§ **Page extract**:
##########

THE CURSE OF FRANKENSTEIN

THE CURSE OF FRANKENSTEIN
1957/ Director: Terence Fisher/ Writers: Jimmy Sangster , Mary Shelley (novel)

Cast: Peter Cushing, Hazel Court, Robert Urquhart, Christopher Lee, Melvyn Hayes, Valerie Gaunt, Paul Hardtmuth
The Curse of Frankenstein is truly a history making movie. Prior to Curse Hammer had had some success as a film studio and with the Quartermass films and X The Unknown found a niche in the horror genre. Curse was their first color film, and what a first it was. The scenes are lush and vibrant as well as chilling and nightmarish. Under the direction of the brilliant Terence Fisher the movie single handedly revives the Gothic horror film. While it was a return to the classic, atmospheric horror themes established in the 30’s by Universal studios, but Hammer would certainly tell the stories with their own style. Hammer screenwriter Jimmy Sangster would turn the focus of the story on the character of Victor Frankenstein rather than the monster. The obsessed doctor and his hideous creation are played by Hammer first timers Peter Cushing and Christopher Lee. Lee got the role basically because of his 6’4′ height, a feature that almost prevented him from landing the role he would make legendary, that of Count Dracula. However it is Cushing that shines as the driven and insane Dr. Victor Frankenstein. He does frequent himself with hunchbacks as he robs graves but he aligns himself with his brilliant tutor. In later Hammer Frankenstein films the Igor type hunchback is eschewed for career driven young men who fall under Frankenstein’s evil charm. Cushing is dashingly handsome and his face conveys the doctor’s charisma and madness. He is a sociopath really who will let no one stand in the way of his ambitions.

The story essentially follows the classic Frankenstein tale, that of a man whose supreme creation turns into a monster that sets out to destroy its creator. The film has a wrap around narration and opens up with a priest arriving at the jail house where a broken and disheveled Victor await the guillotine. He does seek absolution but just wants someone to believe his incredible story, and that it was a ‘monster’ that murdered his jealous house maid. We are taken back in time to when an already rich and arrogant young Victor Frankenstein meets his brilliant new tutor Paul Krempe (Robert Urquhart) and the two form a deep connection as time passes. However Victor’s passion run darker and more sinister than Paul’s as he desires to test their live reviving techniques on humans and not just small animals. Paul, though strong willed, is susceptible to Victor’s vision and passion and he is soon cutting corpses from the gallows to use in experiments. As in all Frankenstein stories the sublime nature of Frankenstein’s creation is not its physical form, hewed together from collected body parts, but it is to be the thing’s magnificent mind.

##########

§ **Entries shown**:

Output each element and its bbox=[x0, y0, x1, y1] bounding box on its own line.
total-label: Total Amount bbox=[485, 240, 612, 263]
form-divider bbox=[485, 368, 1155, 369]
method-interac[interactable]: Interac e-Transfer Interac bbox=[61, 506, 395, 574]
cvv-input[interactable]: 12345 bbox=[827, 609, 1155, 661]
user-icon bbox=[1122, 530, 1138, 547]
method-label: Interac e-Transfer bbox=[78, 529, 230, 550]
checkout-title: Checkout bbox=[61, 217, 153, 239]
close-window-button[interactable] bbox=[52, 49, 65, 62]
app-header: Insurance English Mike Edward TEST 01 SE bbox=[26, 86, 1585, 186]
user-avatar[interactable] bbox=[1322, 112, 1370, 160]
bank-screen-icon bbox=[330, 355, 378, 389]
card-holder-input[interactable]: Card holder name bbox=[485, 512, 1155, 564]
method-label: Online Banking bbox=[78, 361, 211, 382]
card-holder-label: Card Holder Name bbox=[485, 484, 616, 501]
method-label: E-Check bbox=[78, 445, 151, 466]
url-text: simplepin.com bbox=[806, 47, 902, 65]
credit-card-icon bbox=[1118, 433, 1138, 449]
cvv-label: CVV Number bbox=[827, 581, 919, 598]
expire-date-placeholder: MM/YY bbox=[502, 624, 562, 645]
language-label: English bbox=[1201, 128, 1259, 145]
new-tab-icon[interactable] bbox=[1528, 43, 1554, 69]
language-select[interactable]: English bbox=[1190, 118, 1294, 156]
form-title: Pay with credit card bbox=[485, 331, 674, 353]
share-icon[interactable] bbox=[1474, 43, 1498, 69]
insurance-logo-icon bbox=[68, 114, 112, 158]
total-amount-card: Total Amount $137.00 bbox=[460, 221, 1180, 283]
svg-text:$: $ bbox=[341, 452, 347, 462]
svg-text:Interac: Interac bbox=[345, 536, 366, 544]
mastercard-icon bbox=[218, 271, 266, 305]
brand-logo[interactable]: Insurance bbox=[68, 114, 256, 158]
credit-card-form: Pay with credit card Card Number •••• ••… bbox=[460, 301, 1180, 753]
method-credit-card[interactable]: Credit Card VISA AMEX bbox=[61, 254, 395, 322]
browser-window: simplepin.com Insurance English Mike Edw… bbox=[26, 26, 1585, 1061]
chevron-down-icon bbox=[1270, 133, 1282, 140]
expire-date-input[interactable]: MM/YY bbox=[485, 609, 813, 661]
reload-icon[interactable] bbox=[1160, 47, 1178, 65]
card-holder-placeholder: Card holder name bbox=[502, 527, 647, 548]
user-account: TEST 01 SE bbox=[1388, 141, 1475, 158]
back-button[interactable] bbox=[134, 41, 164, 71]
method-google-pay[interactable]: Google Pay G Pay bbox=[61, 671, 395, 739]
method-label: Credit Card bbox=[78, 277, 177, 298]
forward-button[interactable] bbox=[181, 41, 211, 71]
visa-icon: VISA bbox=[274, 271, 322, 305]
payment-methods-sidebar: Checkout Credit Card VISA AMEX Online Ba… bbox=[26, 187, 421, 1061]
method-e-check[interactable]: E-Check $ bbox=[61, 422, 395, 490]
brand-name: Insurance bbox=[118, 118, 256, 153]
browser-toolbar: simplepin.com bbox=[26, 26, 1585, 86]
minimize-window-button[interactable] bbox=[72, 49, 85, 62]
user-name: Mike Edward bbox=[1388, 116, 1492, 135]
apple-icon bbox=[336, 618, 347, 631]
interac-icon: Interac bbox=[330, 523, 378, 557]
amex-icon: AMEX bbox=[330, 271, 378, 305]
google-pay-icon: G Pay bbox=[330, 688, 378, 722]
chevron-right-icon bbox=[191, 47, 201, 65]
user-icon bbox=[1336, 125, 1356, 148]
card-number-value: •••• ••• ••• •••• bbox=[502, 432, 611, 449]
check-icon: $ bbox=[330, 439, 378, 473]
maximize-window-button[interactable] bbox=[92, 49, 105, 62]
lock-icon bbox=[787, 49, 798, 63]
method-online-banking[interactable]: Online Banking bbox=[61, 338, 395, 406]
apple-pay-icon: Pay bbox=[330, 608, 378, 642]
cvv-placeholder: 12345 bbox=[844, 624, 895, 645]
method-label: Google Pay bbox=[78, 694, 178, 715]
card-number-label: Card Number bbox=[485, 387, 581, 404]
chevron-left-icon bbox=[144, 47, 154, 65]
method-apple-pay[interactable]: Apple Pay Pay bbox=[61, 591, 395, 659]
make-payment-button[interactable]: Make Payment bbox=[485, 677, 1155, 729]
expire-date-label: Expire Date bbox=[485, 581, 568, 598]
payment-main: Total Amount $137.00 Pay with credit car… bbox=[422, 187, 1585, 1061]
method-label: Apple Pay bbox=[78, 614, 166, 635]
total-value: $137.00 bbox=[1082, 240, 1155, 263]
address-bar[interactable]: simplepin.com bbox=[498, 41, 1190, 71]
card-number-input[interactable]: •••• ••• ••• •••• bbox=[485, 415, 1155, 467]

##########

Answer these questions using the review of The Curse of Frankenstein, one line each.
1. What was the film a first for Hammer in terms of format?
2. According to the review, what was the main reason Christopher Lee got his role?
3. Who plays Victor's tutor, Paul Krempe?

§ **Correct result**:
1. It was Hammer's first color film.
2. His height.
3. Robert Urquhart.